── Supplied records
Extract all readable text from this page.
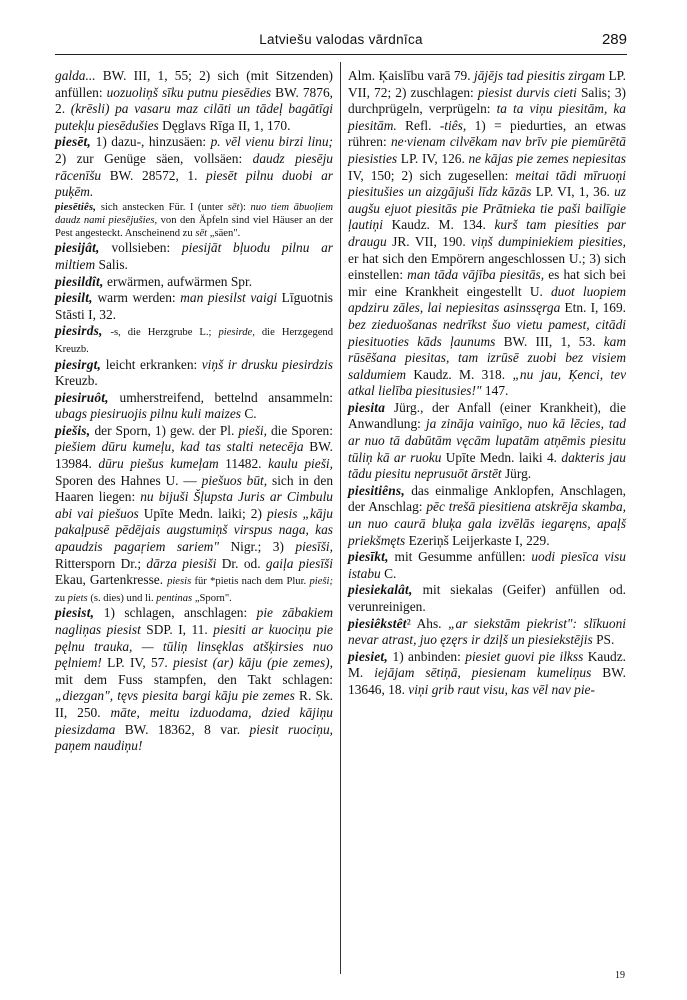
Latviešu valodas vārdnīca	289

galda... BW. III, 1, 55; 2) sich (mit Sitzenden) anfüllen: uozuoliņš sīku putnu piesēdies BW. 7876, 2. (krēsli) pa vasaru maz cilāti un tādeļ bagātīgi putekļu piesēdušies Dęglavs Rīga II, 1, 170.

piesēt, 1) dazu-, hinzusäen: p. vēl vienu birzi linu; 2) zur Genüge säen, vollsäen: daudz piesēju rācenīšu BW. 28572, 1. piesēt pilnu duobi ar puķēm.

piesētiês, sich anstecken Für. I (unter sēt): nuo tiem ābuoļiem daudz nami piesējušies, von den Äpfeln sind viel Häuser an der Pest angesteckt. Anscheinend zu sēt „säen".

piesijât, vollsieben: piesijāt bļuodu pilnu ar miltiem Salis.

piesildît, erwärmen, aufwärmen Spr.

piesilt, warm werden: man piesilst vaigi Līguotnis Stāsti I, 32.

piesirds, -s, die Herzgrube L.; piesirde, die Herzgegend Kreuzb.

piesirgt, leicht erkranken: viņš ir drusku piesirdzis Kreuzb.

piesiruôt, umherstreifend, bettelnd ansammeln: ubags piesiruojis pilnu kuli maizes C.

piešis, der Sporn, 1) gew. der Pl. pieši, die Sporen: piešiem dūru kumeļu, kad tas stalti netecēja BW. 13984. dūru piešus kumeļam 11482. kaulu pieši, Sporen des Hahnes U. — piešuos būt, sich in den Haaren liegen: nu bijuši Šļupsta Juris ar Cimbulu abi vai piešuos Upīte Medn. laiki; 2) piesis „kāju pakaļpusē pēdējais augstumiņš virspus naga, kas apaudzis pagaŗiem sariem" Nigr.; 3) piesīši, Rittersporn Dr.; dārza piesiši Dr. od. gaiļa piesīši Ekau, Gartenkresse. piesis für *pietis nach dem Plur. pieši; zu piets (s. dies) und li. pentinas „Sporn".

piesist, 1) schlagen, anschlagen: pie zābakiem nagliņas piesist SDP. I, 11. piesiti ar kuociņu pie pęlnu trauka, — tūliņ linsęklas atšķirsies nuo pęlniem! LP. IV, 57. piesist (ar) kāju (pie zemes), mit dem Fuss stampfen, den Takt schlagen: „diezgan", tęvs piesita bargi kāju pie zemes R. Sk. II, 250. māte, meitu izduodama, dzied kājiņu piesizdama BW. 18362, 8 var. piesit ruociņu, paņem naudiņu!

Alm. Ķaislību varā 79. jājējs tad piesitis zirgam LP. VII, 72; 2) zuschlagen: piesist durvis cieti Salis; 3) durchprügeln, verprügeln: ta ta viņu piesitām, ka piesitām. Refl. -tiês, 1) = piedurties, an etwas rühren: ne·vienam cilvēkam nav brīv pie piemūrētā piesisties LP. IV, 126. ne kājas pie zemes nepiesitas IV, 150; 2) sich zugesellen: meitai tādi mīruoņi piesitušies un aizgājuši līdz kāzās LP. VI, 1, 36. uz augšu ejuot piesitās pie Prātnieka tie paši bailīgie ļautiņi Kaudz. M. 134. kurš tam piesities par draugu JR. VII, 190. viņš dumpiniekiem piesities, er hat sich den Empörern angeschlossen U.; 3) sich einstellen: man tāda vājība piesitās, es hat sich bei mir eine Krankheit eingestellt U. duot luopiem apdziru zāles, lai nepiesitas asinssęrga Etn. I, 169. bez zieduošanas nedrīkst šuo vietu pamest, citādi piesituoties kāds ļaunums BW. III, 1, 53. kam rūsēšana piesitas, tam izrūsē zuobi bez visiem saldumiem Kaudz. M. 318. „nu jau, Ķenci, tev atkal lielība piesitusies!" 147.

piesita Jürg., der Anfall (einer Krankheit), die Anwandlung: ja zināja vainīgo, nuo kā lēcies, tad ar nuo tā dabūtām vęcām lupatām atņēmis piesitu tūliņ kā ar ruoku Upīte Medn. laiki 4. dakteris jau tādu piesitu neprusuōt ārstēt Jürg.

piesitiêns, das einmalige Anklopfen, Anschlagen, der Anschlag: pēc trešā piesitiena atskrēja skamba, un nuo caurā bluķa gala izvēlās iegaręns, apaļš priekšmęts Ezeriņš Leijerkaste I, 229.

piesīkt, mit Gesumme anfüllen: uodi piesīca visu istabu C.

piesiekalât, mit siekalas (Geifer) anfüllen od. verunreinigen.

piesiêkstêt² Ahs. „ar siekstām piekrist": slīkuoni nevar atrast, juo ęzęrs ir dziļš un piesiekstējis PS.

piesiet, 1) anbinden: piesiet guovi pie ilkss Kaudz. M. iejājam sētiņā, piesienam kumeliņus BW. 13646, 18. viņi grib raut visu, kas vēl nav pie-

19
────
What needs to be done:
In the records above, locate each line with the word "daudz". Copy all such lines.

In response:
piesēt, 1) dazu-, hinzusäen: p. vēl vienu birzi linu; 2) zur Genüge säen, vollsäen: daudz piesēju rācenīšu BW. 28572, 1. piesēt pilnu duobi ar puķēm.
piesētiês, sich anstecken Für. I (unter sēt): nuo tiem ābuoļiem daudz nami piesējušies, von den Äpfeln sind viel Häuser an der Pest angesteckt. Anscheinend zu sēt „säen".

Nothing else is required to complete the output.